_Exercise inputs_.

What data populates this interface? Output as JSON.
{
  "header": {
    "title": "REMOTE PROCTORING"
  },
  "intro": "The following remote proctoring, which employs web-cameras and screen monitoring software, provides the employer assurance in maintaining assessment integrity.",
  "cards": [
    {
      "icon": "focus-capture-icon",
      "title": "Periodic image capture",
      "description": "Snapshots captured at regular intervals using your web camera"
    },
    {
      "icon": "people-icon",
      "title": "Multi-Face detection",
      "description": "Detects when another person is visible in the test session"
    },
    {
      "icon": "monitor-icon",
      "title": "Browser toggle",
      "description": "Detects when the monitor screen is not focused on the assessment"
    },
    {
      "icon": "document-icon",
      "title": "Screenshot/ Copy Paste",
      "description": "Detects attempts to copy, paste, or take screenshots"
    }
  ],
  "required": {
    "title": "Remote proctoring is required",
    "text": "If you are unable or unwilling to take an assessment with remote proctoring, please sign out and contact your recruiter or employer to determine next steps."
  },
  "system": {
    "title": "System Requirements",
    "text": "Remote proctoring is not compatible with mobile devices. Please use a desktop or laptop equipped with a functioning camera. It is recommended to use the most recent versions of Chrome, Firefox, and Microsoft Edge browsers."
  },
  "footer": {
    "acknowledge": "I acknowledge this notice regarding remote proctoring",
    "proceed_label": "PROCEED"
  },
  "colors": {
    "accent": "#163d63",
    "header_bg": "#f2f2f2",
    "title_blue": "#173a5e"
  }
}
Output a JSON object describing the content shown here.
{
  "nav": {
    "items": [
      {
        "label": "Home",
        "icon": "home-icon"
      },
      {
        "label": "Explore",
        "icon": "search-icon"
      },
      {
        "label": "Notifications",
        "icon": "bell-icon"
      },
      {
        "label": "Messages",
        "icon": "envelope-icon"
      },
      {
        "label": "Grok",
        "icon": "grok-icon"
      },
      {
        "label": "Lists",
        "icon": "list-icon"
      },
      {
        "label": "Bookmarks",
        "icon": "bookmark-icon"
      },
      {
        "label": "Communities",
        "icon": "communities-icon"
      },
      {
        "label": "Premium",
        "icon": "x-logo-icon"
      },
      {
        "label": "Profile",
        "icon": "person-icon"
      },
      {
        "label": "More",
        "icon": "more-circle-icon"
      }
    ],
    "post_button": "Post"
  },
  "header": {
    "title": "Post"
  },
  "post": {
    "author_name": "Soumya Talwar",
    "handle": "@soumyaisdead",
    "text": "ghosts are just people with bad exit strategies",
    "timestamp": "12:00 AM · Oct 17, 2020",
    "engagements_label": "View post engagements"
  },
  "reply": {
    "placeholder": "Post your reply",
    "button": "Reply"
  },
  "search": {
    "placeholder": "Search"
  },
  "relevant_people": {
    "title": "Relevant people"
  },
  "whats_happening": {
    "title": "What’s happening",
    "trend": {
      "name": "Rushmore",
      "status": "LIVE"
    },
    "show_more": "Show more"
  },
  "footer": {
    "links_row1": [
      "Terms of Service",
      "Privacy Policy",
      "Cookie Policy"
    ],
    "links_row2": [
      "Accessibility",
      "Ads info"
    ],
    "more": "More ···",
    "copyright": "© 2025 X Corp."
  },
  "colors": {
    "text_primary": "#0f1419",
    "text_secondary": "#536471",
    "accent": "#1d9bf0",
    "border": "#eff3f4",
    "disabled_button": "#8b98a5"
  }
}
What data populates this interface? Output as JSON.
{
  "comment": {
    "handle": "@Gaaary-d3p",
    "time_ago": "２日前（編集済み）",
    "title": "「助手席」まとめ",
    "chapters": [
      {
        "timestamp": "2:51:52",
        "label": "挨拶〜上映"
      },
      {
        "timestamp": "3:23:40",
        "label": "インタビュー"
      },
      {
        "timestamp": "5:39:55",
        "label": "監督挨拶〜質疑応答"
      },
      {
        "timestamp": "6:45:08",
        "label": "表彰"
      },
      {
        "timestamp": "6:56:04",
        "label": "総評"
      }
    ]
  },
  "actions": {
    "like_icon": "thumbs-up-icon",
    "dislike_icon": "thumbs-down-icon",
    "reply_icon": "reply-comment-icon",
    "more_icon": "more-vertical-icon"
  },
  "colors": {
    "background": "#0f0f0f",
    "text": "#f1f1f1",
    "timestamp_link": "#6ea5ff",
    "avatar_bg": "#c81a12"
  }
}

_Written problem_. Set out the complete listing exactly as shown.

_The reply_.
What data populates this interface? Output as JSON.
{
  "header": {
    "title": "REMOTE PROCTORING"
  },
  "intro": "The following remote proctoring, which employs web-cameras and screen monitoring software, provides the employer assurance in maintaining assessment integrity.",
  "cards": [
    {
      "icon": "focus-capture-icon",
      "title": "Periodic image capture",
      "description": "Snapshots captured at regular intervals using your web camera"
    },
    {
      "icon": "people-icon",
      "title": "Multi-Face detection",
      "description": "Detects when another person is visible in the test session"
    },
    {
      "icon": "monitor-icon",
      "title": "Browser toggle",
      "description": "Detects when the monitor screen is not focused on the assessment"
    },
    {
      "icon": "document-icon",
      "title": "Screenshot/ Copy Paste",
      "description": "Detects attempts to copy, paste, or take screenshots"
    }
  ],
  "required": {
    "title": "Remote proctoring is required",
    "text": "If you are unable or unwilling to take an assessment with remote proctoring, please sign out and contact your recruiter or employer to determine next steps."
  },
  "system": {
    "title": "System Requirements",
    "text": "Remote proctoring is not compatible with mobile devices. Please use a desktop or laptop equipped with a functioning camera. It is recommended to use the most recent versions of Chrome, Firefox, and Microsoft Edge browsers."
  },
  "footer": {
    "acknowledge": "I acknowledge this notice regarding remote proctoring",
    "proceed_label": "PROCEED"
  },
  "colors": {
    "accent": "#163d63",
    "header_bg": "#f2f2f2",
    "title_blue": "#173a5e"
  }
}
Output a JSON object describing the content shown here.
{
  "nav": {
    "items": [
      {
        "label": "Home",
        "icon": "home-icon"
      },
      {
        "label": "Explore",
        "icon": "search-icon"
      },
      {
        "label": "Notifications",
        "icon": "bell-icon"
      },
      {
        "label": "Messages",
        "icon": "envelope-icon"
      },
      {
        "label": "Grok",
        "icon": "grok-icon"
      },
      {
        "label": "Lists",
        "icon": "list-icon"
      },
      {
        "label": "Bookmarks",
        "icon": "bookmark-icon"
      },
      {
        "label": "Communities",
        "icon": "communities-icon"
      },
      {
        "label": "Premium",
        "icon": "x-logo-icon"
      },
      {
        "label": "Profile",
        "icon": "person-icon"
      },
      {
        "label": "More",
        "icon": "more-circle-icon"
      }
    ],
    "post_button": "Post"
  },
  "header": {
    "title": "Post"
  },
  "post": {
    "author_name": "Soumya Talwar",
    "handle": "@soumyaisdead",
    "text": "ghosts are just people with bad exit strategies",
    "timestamp": "12:00 AM · Oct 17, 2020",
    "engagements_label": "View post engagements"
  },
  "reply": {
    "placeholder": "Post your reply",
    "button": "Reply"
  },
  "search": {
    "placeholder": "Search"
  },
  "relevant_people": {
    "title": "Relevant people"
  },
  "whats_happening": {
    "title": "What’s happening",
    "trend": {
      "name": "Rushmore",
      "status": "LIVE"
    },
    "show_more": "Show more"
  },
  "footer": {
    "links_row1": [
      "Terms of Service",
      "Privacy Policy",
      "Cookie Policy"
    ],
    "links_row2": [
      "Accessibility",
      "Ads info"
    ],
    "more": "More ···",
    "copyright": "© 2025 X Corp."
  },
  "colors": {
    "text_primary": "#0f1419",
    "text_secondary": "#536471",
    "accent": "#1d9bf0",
    "border": "#eff3f4",
    "disabled_button": "#8b98a5"
  }
}
What data populates this interface? Output as JSON.
{
  "comment": {
    "handle": "@Gaaary-d3p",
    "time_ago": "２日前（編集済み）",
    "title": "「助手席」まとめ",
    "chapters": [
      {
        "timestamp": "2:51:52",
        "label": "挨拶〜上映"
      },
      {
        "timestamp": "3:23:40",
        "label": "インタビュー"
      },
      {
        "timestamp": "5:39:55",
        "label": "監督挨拶〜質疑応答"
      },
      {
        "timestamp": "6:45:08",
        "label": "表彰"
      },
      {
        "timestamp": "6:56:04",
        "label": "総評"
      }
    ]
  },
  "actions": {
    "like_icon": "thumbs-up-icon",
    "dislike_icon": "thumbs-down-icon",
    "reply_icon": "reply-comment-icon",
    "more_icon": "more-vertical-icon"
  },
  "colors": {
    "background": "#0f0f0f",
    "text": "#f1f1f1",
    "timestamp_link": "#6ea5ff",
    "avatar_bg": "#c81a12"
  }
}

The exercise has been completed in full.